Given problem
Scan the lines below for the string "дворъ" and copy every one that has it.

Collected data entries
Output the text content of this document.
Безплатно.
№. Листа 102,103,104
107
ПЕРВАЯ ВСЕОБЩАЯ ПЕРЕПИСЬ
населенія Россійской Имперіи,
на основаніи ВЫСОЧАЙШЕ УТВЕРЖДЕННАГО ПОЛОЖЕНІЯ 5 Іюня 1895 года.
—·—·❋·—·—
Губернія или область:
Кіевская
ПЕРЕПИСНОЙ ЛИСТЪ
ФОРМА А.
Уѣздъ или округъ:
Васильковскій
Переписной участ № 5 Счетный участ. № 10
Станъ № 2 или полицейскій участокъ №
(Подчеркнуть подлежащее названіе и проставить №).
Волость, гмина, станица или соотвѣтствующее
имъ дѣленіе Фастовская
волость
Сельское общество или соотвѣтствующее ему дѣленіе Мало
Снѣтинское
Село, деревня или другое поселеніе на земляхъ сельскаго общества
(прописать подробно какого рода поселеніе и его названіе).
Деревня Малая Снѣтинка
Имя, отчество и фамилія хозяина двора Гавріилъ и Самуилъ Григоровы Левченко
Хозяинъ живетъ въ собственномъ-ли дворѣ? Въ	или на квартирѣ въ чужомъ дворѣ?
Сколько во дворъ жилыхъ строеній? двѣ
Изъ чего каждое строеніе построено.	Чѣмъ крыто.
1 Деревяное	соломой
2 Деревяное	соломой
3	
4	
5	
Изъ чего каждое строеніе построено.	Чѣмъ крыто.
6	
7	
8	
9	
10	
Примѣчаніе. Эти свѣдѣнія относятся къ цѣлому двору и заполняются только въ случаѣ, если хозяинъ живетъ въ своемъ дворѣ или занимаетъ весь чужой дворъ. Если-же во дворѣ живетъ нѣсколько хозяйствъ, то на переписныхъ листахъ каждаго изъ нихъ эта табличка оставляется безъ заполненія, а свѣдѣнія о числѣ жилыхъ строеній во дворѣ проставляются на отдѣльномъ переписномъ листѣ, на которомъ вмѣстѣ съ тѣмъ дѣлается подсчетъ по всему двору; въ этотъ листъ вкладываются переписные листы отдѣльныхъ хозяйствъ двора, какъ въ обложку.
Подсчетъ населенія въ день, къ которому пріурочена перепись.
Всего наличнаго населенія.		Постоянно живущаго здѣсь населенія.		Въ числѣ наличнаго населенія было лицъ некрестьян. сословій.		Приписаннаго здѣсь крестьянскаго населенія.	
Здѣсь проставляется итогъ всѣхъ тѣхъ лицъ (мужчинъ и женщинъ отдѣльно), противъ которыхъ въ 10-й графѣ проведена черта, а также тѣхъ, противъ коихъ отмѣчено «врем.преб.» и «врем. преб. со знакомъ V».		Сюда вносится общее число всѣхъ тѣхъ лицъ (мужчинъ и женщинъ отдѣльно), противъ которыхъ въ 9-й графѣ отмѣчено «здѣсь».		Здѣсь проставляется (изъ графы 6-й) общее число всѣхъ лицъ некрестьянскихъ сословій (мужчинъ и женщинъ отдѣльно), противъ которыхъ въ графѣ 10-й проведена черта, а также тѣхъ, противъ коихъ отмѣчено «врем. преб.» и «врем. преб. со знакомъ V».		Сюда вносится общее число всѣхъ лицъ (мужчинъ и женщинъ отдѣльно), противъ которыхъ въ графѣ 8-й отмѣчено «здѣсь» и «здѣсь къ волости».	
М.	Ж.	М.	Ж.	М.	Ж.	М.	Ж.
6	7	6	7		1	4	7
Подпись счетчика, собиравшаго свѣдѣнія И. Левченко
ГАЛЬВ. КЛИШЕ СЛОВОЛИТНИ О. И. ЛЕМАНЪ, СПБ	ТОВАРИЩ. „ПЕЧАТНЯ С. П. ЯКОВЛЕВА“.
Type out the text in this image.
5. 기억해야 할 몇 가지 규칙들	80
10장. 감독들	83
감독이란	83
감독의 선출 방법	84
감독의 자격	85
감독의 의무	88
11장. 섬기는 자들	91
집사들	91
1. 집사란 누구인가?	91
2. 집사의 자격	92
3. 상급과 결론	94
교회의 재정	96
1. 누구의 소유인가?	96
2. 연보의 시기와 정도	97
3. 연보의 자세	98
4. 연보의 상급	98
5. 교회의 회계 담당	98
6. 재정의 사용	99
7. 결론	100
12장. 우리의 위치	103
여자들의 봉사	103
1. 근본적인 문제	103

Right answer
Сколько во дворъ жилыхъ строеній? двѣ
Примѣчаніе. Эти свѣдѣнія относятся къ цѣлому двору и заполняются только въ случаѣ, если хозяинъ живетъ въ своемъ дворѣ или занимаетъ весь чужой дворъ. Если-же во дворѣ живетъ нѣсколько хозяйствъ, то на переписныхъ листахъ каждаго изъ нихъ эта табличка оставляется безъ заполненія, а свѣдѣнія о числѣ жилыхъ строеній во дворѣ проставляются на отдѣльномъ переписномъ листѣ, на которомъ вмѣстѣ съ тѣмъ дѣлается подсчетъ по всему двору; въ этотъ листъ вкладываются переписные листы отдѣльныхъ хозяйствъ двора, какъ въ обложку.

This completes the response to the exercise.